» **Text provided**

Thursday, December 8, 2016

Trying to explain anxiety

As someone that has been dealing with anxiety for the past two years, I feel like everything is starting to come to a head in the coming weeks. I can feel my chest starting to tighten just thinking about it.

I've got to prepare for being a real adult now so I can no longer have a "student attitude," of "it'll get done eventually."

Because "eventually" becomes now, and procrastinating has real life consequences—not just a suffering grade. That's pretty scary when all you've known is school and part-time jobs for 22 years.

The hardest part about dealing with anxiety has to be how it affects the people around you, though.

Taken from http://favim.com/image/4603877/

When you have anxiety, you don't get to control what bothers you. Which for some people, makes the anxiety worse.

I'm not really sure what started my anxiety, but I remember the first time I had an attack. Two years ago, I thought that I was handling my job, school, and personal life well.

I was driving down south Western, and all of a sudden I couldn't breathe because it felt like someone was sitting on my chest. My ears were ringing, and I thought I was going to pass out.

» **Problem statement**
Reproduce everything in the anxiety post from "Thursday, December 8, 2016" down to "for 22 years.". Rely on the anxiety post above and nothing else.

» **Material provided**
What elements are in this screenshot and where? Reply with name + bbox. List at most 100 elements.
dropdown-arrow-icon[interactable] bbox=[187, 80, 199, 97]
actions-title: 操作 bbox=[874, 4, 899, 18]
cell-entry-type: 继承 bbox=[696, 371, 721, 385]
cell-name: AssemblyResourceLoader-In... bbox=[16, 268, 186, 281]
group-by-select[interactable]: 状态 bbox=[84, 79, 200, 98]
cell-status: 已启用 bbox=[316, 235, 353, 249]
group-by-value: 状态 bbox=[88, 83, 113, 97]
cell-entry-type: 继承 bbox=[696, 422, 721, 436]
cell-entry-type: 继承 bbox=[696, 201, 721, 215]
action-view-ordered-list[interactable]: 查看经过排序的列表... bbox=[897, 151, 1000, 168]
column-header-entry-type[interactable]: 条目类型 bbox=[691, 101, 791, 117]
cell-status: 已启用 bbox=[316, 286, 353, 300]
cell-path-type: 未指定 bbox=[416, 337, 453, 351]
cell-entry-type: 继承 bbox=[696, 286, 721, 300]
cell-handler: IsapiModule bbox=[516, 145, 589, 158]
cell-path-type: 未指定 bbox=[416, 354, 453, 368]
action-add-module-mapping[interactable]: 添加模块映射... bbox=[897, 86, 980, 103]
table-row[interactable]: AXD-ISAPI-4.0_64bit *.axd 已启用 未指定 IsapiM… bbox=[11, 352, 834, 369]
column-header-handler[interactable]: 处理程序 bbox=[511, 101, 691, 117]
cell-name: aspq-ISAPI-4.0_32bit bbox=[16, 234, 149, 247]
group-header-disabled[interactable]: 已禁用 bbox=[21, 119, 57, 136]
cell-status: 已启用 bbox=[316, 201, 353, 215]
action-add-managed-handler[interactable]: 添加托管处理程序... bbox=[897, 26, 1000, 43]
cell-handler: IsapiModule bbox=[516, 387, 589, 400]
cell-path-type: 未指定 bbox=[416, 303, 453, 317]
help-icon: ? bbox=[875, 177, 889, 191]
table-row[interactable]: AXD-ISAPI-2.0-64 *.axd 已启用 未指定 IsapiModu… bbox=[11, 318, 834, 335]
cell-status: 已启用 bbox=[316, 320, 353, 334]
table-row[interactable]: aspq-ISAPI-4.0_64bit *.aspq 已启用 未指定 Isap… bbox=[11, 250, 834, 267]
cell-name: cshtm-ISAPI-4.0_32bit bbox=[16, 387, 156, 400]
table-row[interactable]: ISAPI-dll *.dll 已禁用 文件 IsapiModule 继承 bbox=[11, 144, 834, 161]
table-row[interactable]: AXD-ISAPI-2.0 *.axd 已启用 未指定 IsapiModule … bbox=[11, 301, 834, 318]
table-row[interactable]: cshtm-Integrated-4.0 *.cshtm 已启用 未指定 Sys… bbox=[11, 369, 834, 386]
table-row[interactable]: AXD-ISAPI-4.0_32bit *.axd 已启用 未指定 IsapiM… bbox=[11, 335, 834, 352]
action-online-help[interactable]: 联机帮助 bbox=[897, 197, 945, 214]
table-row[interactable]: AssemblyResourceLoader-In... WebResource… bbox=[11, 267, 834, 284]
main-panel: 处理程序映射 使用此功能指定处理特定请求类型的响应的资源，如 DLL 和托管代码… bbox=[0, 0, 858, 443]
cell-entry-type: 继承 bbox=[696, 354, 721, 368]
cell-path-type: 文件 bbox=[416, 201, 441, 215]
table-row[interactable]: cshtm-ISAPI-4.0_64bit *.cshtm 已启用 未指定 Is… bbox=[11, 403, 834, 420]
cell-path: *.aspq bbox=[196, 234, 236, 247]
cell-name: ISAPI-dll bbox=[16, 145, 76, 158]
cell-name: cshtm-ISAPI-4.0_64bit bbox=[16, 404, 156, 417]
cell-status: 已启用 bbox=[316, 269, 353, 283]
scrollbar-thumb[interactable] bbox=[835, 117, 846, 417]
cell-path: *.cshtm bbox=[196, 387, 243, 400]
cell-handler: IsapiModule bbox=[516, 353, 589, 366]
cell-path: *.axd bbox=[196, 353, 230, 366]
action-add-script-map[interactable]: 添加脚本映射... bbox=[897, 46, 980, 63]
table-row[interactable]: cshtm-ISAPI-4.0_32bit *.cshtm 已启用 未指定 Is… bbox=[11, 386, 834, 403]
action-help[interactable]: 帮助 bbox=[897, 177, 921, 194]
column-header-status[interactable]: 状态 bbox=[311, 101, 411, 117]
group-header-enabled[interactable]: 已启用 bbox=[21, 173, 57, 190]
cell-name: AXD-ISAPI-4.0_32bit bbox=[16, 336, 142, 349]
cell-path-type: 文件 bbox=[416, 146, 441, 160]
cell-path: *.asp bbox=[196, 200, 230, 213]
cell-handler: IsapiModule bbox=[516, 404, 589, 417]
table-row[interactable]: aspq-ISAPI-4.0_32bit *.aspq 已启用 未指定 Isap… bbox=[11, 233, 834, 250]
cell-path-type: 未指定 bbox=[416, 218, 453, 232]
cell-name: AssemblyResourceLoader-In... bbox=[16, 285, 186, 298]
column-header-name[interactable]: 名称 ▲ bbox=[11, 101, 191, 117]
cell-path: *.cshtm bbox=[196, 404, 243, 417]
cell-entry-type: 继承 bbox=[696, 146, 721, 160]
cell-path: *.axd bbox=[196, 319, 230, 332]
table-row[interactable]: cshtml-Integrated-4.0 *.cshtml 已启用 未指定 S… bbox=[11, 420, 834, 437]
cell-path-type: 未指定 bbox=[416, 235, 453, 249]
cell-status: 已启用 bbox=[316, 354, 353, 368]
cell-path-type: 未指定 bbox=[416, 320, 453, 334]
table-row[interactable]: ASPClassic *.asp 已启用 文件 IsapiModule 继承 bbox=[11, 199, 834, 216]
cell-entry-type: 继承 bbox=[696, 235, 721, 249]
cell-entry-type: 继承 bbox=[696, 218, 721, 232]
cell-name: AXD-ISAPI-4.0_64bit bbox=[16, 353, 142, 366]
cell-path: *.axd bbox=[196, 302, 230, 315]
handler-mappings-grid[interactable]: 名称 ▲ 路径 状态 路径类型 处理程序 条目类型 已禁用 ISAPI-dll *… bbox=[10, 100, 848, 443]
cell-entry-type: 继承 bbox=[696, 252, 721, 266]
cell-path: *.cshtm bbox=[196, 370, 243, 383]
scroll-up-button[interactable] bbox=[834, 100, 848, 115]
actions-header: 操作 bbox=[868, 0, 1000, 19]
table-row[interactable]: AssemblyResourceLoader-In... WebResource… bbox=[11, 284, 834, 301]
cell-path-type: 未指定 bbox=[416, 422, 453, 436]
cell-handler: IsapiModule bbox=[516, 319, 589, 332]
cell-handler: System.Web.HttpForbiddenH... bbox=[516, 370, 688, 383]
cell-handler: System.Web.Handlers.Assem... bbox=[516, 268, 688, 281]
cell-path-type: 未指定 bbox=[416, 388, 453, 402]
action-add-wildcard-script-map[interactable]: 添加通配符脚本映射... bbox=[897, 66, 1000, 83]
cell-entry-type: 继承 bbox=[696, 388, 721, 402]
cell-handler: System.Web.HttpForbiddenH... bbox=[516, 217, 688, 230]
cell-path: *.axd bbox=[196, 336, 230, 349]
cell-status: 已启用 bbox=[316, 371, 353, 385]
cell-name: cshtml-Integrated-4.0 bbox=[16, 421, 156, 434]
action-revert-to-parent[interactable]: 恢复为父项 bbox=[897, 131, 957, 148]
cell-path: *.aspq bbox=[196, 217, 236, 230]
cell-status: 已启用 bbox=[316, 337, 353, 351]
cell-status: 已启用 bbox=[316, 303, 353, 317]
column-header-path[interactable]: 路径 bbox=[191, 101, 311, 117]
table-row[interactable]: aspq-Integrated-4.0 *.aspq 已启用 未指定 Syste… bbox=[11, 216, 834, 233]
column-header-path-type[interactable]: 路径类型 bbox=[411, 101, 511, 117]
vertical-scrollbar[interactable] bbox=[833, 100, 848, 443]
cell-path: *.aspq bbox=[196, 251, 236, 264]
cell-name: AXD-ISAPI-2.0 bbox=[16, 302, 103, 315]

» **Task response**
Thursday, December 8, 2016

Trying to explain anxiety

As someone that has been dealing with anxiety for the past two years, I feel like everything is starting to come to a head in the coming weeks. I can feel my chest starting to tighten just thinking about it.

I've got to prepare for being a real adult now so I can no longer have a "student attitude," of "it'll get done eventually."

Because "eventually" becomes now, and procrastinating has real life consequences—not just a suffering grade. That's pretty scary when all you've known is school and part-time jobs for 22 years.